• _Jobs_:
1 - In the essay about identity beyond work, how many years did the writer work as a professor?
2 - Substitute "morning hike" for "forest walk" in the essay about identity beyond work and write out the passage that begins at the words "It’s fall. The" and stops after "it even noticed?".

Your Job Isn’t Who You Are

*Updated 1 Nov to add thanks to @jryancs. 

It’s fall. The big leaf maples are shedding their leaves—a profusion of yellow, orange, and red covers the trail on our forest walk. I stay alert to the possibility of crossing paths with the bear that’s been wandering around our neighbourhood, but my ears are full of the sound of crunching leaves underfoot, and I wouldn’t hear it if it crept up behind me. The woman at the clothing store says she had a bear in her yard last week, that she smelled it before she saw it. I wonder how close they were—could she have touched it, perhaps, felt its coarse black pelt before it even noticed?

Fall 2017 marks the sixth year that I haven’t returned to the classroom. I no longer stand in front of a room full of undergraduates, welcoming them to a new semester.

At first the change was hard. By the time I left my tenure-track position, I’d trained to be a professor for ten years (BSc and PhD), and worked as a prof for seven. For two of those years I’d held a term faculty position, which was like practice for being on the tenure track. I thought I knew what my future held: five years as an assistant professor, tenure and promotion to associate professor. At some point advancement to full professor.

My illness kiboshed everything. I got tenure and promoted to associate professor and then, instead of a path forward, there was a brick wall. I’d defined myself by my work for so long that, once I no longer did that work, I didn’t know who or what I was.

We are conditioned by society to define ourselves by what we do. At social functions, it’s the first thing people ask: “What do you do? Where do you work?” It’s a (not so) subtle way of assessing others’ status in the world, and often requires that we buy into the social hierarchy of occupations (lawyers, doctors, etc. being near the top, with car salesmen somewhere near the bottom, and writers and other creative people in an odd class of their own).

• _Supplied data_:
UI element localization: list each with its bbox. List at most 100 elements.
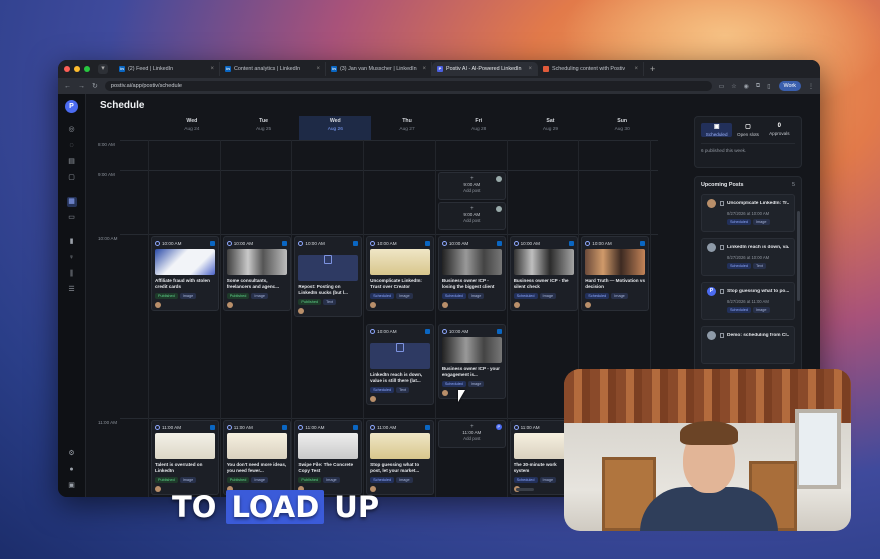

• _Answers per task_:
1 - Seven years.

2 -
It’s fall. The big leaf maples are shedding their leaves—a profusion of yellow, orange, and red covers the trail on our morning hike. I stay alert to the possibility of crossing paths with the bear that’s been wandering around our neighbourhood, but my ears are full of the sound of crunching leaves underfoot, and I wouldn’t hear it if it crept up behind me. The woman at the clothing store says she had a bear in her yard last week, that she smelled it before she saw it. I wonder how close they were—could she have touched it, perhaps, felt its coarse black pelt before it even noticed?